**Aim**
Find and copy every line in the records that includes the string "agrégée".
— start Data supplied —
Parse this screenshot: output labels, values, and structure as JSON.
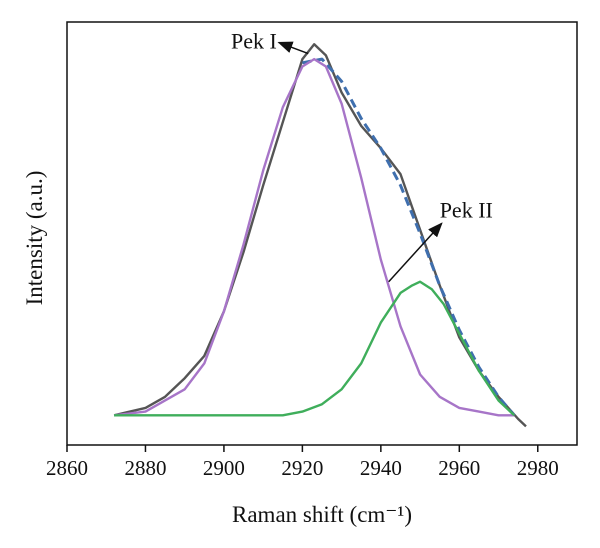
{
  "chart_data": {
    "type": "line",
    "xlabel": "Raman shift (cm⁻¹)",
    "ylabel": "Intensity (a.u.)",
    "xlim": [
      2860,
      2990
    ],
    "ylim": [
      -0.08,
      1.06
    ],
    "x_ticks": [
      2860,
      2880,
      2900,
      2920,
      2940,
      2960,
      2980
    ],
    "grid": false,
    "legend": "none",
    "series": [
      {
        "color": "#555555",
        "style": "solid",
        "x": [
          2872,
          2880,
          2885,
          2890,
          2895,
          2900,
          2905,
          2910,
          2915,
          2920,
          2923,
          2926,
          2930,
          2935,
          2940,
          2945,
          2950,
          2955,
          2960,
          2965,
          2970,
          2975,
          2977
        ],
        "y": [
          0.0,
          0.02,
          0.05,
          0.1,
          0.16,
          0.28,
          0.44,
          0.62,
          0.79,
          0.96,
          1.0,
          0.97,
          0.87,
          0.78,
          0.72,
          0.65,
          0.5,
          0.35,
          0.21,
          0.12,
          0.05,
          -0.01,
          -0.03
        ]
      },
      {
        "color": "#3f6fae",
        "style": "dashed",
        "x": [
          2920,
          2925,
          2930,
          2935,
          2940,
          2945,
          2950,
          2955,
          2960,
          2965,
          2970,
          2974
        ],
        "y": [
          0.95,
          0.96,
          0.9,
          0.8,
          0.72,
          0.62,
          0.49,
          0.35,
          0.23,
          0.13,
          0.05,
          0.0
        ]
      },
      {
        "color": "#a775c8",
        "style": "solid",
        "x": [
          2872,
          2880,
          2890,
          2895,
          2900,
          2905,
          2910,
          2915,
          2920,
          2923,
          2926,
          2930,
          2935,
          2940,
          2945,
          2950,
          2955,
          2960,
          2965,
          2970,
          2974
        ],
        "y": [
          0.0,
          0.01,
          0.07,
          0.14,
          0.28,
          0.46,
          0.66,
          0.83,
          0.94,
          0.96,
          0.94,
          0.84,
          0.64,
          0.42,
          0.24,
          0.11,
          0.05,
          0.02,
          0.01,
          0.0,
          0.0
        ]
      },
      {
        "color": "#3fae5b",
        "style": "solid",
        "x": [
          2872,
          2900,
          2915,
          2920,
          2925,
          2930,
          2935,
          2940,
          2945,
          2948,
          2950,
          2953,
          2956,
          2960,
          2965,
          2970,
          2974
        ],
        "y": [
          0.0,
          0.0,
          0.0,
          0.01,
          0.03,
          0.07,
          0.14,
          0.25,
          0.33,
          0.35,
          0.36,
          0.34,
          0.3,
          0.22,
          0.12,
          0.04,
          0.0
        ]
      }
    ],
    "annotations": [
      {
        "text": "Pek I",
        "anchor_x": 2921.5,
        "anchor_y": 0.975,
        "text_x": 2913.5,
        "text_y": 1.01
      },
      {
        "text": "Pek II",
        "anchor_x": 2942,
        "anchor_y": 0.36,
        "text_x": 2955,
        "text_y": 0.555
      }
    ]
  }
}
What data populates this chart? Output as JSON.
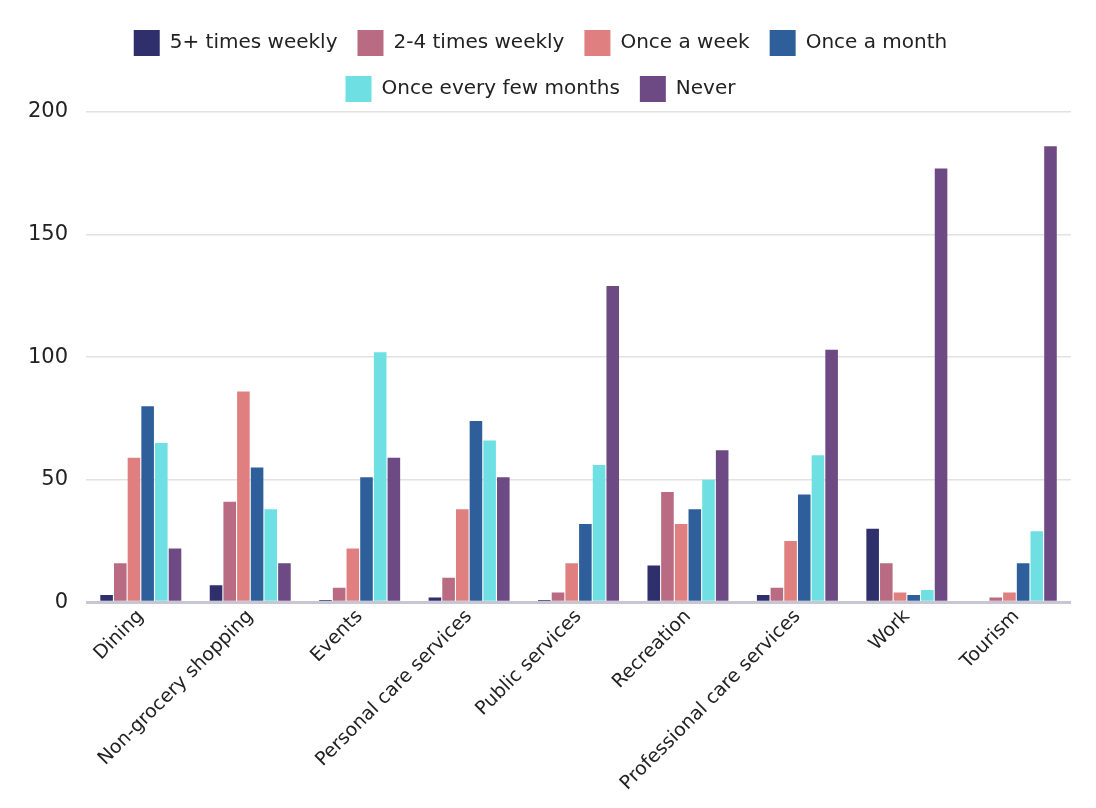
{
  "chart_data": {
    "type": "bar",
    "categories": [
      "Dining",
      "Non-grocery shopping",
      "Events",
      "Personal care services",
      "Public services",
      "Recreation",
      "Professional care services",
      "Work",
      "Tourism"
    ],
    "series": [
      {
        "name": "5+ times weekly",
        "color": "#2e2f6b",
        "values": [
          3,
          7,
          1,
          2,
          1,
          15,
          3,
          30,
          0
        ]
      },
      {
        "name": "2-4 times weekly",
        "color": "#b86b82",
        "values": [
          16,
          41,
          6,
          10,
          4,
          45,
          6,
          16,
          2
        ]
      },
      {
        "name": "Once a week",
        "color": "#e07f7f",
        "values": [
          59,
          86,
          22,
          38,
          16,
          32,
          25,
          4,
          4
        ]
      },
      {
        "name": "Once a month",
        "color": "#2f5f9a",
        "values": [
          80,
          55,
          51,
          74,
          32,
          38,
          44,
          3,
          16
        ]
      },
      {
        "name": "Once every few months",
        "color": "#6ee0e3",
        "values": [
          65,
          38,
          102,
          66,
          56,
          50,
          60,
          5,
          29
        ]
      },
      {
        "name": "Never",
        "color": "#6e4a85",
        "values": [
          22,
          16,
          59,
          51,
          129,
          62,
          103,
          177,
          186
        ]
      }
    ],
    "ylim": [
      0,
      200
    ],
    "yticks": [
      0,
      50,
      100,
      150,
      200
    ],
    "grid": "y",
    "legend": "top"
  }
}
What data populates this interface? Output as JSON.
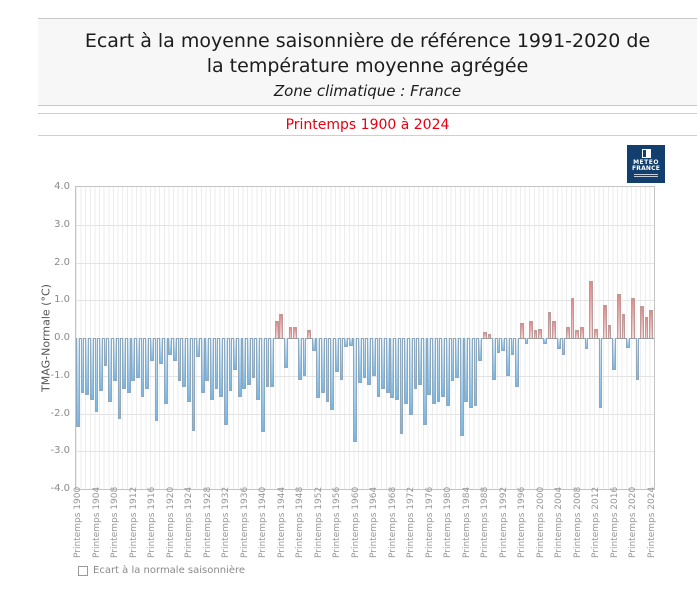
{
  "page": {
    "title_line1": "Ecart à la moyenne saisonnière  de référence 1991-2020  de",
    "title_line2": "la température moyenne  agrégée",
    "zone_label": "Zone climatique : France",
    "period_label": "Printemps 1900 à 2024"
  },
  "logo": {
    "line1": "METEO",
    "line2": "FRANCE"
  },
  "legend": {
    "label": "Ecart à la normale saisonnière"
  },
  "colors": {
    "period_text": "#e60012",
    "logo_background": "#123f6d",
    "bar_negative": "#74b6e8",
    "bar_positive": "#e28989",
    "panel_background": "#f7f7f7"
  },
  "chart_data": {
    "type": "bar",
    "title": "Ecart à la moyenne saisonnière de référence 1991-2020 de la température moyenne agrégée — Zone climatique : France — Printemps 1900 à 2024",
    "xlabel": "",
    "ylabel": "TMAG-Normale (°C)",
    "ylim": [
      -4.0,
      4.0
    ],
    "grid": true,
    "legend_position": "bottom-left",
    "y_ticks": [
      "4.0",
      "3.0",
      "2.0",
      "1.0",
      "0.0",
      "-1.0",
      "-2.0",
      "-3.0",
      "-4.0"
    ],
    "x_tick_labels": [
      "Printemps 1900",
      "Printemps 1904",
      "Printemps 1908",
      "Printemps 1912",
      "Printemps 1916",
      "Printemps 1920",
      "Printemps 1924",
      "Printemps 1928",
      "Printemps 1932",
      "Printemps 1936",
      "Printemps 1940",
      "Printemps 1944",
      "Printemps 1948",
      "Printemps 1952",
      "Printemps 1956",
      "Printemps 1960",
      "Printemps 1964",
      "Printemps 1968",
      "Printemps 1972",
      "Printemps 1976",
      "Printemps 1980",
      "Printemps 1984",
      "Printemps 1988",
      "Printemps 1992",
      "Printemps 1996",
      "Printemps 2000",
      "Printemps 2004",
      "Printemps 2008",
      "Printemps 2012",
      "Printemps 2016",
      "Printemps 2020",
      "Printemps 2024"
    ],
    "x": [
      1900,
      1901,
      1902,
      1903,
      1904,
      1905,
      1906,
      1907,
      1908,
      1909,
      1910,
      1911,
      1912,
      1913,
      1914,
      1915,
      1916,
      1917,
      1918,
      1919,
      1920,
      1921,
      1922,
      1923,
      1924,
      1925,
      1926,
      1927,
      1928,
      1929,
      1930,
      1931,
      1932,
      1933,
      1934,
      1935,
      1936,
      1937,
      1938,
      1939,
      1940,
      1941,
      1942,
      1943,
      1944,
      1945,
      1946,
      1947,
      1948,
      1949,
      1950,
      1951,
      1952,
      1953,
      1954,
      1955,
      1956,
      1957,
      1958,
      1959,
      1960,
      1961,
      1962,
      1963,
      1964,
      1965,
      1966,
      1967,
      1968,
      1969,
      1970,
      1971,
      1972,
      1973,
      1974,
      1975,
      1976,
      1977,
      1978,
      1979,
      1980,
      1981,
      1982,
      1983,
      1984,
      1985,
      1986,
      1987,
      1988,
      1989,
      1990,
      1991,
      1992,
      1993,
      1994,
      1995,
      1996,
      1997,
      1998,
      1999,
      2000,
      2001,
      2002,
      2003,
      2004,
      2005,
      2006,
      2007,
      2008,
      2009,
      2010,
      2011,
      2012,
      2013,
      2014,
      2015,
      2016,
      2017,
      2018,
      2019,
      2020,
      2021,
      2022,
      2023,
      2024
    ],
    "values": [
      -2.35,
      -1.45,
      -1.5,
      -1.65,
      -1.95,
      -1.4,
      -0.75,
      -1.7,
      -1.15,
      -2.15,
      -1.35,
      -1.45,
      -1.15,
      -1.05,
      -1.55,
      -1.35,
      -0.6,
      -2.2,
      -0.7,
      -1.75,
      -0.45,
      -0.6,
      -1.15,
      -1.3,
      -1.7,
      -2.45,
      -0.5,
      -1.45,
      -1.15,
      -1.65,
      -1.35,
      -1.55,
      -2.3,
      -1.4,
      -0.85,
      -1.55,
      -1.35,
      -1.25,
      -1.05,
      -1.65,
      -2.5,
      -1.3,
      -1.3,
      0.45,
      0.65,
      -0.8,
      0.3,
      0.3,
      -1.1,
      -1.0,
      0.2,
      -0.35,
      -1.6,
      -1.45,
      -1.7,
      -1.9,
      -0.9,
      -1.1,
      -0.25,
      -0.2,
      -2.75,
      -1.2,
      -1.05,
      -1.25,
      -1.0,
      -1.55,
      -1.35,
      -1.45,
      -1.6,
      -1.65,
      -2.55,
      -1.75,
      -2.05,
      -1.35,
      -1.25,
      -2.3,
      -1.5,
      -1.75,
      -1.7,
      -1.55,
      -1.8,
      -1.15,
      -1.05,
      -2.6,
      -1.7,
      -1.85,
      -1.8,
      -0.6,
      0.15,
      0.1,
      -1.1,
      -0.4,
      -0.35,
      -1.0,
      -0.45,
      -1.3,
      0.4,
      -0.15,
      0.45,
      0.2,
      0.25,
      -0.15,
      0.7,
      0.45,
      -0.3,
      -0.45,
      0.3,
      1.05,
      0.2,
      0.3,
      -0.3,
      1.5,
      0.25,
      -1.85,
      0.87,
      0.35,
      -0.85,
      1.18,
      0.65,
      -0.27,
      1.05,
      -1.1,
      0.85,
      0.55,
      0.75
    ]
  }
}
— end Data supplied —
**Task solution**
    "title_line2": "la température moyenne  agrégée",
    "title": "Ecart à la moyenne saisonnière de référence 1991-2020 de la température moyenne agrégée — Zone climatique : France — Printemps 1900 à 2024",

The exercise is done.